Format the lines of every entry below as a JSON list of strings, one string per line, omitting blank lines and leaving out the pictures.

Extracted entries
#####

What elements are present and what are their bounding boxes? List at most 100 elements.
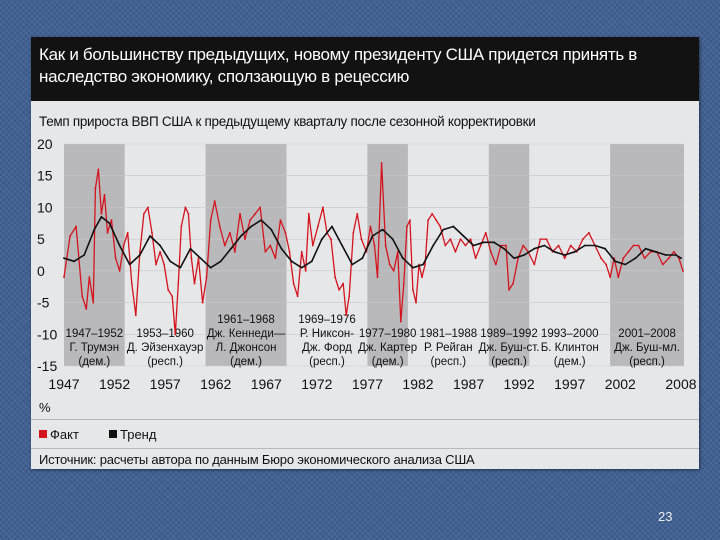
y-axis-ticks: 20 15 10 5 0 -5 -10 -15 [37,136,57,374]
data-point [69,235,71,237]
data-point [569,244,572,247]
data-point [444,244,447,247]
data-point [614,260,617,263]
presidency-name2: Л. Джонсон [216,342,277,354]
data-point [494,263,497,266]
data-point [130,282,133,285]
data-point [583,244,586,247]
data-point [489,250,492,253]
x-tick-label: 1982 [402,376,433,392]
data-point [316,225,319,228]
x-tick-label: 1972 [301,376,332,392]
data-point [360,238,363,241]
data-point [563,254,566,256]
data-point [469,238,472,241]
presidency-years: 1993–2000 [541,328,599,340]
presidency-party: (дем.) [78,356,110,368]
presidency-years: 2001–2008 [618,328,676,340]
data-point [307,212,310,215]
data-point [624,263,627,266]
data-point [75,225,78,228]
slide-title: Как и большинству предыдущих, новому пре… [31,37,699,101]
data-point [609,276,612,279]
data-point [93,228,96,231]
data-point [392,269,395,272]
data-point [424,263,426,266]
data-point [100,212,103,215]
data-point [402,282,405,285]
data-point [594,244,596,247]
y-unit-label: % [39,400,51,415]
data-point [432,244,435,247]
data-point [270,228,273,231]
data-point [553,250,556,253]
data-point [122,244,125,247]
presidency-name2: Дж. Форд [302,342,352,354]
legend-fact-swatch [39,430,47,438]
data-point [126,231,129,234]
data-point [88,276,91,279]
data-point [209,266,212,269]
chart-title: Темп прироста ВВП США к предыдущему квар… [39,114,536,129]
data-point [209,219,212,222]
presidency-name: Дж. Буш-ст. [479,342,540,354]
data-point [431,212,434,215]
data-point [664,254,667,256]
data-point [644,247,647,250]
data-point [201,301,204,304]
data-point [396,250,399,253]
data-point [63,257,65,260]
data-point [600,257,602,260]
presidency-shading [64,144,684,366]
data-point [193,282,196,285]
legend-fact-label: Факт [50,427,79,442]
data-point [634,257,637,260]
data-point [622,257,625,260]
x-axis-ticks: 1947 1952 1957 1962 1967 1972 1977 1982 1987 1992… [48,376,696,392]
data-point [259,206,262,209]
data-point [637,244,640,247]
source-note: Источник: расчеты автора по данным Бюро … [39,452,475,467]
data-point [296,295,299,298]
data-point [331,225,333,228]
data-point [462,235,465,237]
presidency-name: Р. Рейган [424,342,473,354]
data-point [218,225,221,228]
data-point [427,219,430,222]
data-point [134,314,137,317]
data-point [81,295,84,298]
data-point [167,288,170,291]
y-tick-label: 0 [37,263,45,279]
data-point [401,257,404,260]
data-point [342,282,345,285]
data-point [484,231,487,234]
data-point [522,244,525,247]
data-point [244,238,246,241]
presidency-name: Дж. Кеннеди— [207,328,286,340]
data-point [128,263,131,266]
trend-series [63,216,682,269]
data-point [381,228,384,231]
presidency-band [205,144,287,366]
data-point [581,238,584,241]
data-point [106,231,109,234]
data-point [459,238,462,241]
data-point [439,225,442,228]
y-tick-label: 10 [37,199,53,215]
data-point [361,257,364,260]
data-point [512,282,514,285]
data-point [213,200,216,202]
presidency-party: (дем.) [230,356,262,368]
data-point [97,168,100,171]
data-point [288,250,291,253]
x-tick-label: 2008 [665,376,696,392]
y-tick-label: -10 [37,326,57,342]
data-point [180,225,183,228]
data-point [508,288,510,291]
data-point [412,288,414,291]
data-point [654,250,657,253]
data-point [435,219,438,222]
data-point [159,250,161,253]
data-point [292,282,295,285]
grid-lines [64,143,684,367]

#####

RESPONSE FOR THIS EXERCISE:
[
  "What elements are present and what are their bounding boxes? List at most 100 elements.",
  "y-axis-ticks: 20 15 10 5 0 -5 -10 -15 [37,136,57,374]",
  "data-point [69,235,71,237]",
  "data-point [569,244,572,247]",
  "data-point [444,244,447,247]",
  "data-point [614,260,617,263]",
  "presidency-name2: Л. Джонсон [216,342,277,354]",
  "data-point [494,263,497,266]",
  "data-point [130,282,133,285]",
  "data-point [583,244,586,247]",
  "data-point [489,250,492,253]",
  "x-tick-label: 1982 [402,376,433,392]",
  "data-point [316,225,319,228]",
  "x-tick-label: 1972 [301,376,332,392]",
  "data-point [360,238,363,241]",
  "data-point [563,254,566,256]",
  "data-point [469,238,472,241]",
  "presidency-years: 1993–2000 [541,328,599,340]",
  "presidency-party: (дем.) [78,356,110,368]",
  "presidency-years: 2001–2008 [618,328,676,340]",
  "data-point [307,212,310,215]",
  "data-point [624,263,627,266]",
  "data-point [75,225,78,228]",
  "slide-title: Как и большинству предыдущих, новому пре… [31,37,699,101]",
  "data-point [609,276,612,279]",
  "data-point [93,228,96,231]",
  "data-point [392,269,395,272]",
  "data-point [424,263,426,266]",
  "data-point [100,212,103,215]",
  "data-point [402,282,405,285]",
  "data-point [594,244,596,247]",
  "y-unit-label: % [39,400,51,415]",
  "data-point [432,244,435,247]",
  "data-point [270,228,273,231]",
  "data-point [553,250,556,253]",
  "data-point [122,244,125,247]",
  "presidency-name2: Дж. Форд [302,342,352,354]",
  "legend-fact-swatch [39,430,47,438]",
  "data-point [126,231,129,234]",
  "data-point [88,276,91,279]",
  "data-point [209,266,212,269]",
  "chart-title: Темп прироста ВВП США к предыдущему квар… [39,114,536,129]",
  "data-point [209,219,212,222]",
  "presidency-name: Дж. Буш-ст. [479,342,540,354]",
  "data-point [431,212,434,215]",
  "data-point [664,254,667,256]",
  "data-point [644,247,647,250]",
  "data-point [201,301,204,304]",
  "data-point [396,250,399,253]",
  "data-point [63,257,65,260]",
  "data-point [600,257,602,260]",
  "presidency-shading [64,144,684,366]",
  "data-point [193,282,196,285]",
  "legend-fact-label: Факт [50,427,79,442]",
  "data-point [634,257,637,260]",
  "data-point [622,257,625,260]",
  "x-axis-ticks: 1947 1952 1957 1962 1967 1972 1977 1982 1987 1992… [48,376,696,392]",
  "data-point [259,206,262,209]",
  "data-point [637,244,640,247]",
  "source-note: Источник: расчеты автора по данным Бюро … [39,452,475,467]",
  "data-point [296,295,299,298]",
  "data-point [331,225,333,228]",
  "data-point [462,235,465,237]",
  "presidency-name: Р. Рейган [424,342,473,354]",
  "data-point [218,225,221,228]",
  "data-point [427,219,430,222]",
  "data-point [134,314,137,317]",
  "data-point [81,295,84,298]",
  "data-point [167,288,170,291]",
  "y-tick-label: 0 [37,263,45,279]",
  "data-point [401,257,404,260]",
  "data-point [342,282,345,285]",
  "data-point [484,231,487,234]",
  "data-point [522,244,525,247]",
  "data-point [244,238,246,241]",
  "presidency-name: Дж. Кеннеди— [207,328,286,340]",
  "data-point [128,263,131,266]",
  "trend-series [63,216,682,269]",
  "data-point [381,228,384,231]",
  "presidency-band [205,144,287,366]",
  "data-point [581,238,584,241]",
  "data-point [106,231,109,234]",
  "data-point [459,238,462,241]",
  "data-point [439,225,442,228]",
  "y-tick-label: 10 [37,199,53,215]",
  "data-point [361,257,364,260]",
  "data-point [512,282,514,285]",
  "data-point [213,200,216,202]",
  "presidency-party: (дем.) [230,356,262,368]",
  "data-point [97,168,100,171]",
  "data-point [288,250,291,253]",
  "x-tick-label: 2008 [665,376,696,392]",
  "y-tick-label: -10 [37,326,57,342]",
  "data-point [180,225,183,228]",
  "data-point [508,288,510,291]",
  "data-point [412,288,414,291]",
  "data-point [654,250,657,253]",
  "data-point [435,219,438,222]",
  "data-point [159,250,161,253]",
  "data-point [292,282,295,285]",
  "grid-lines [64,143,684,367]"
]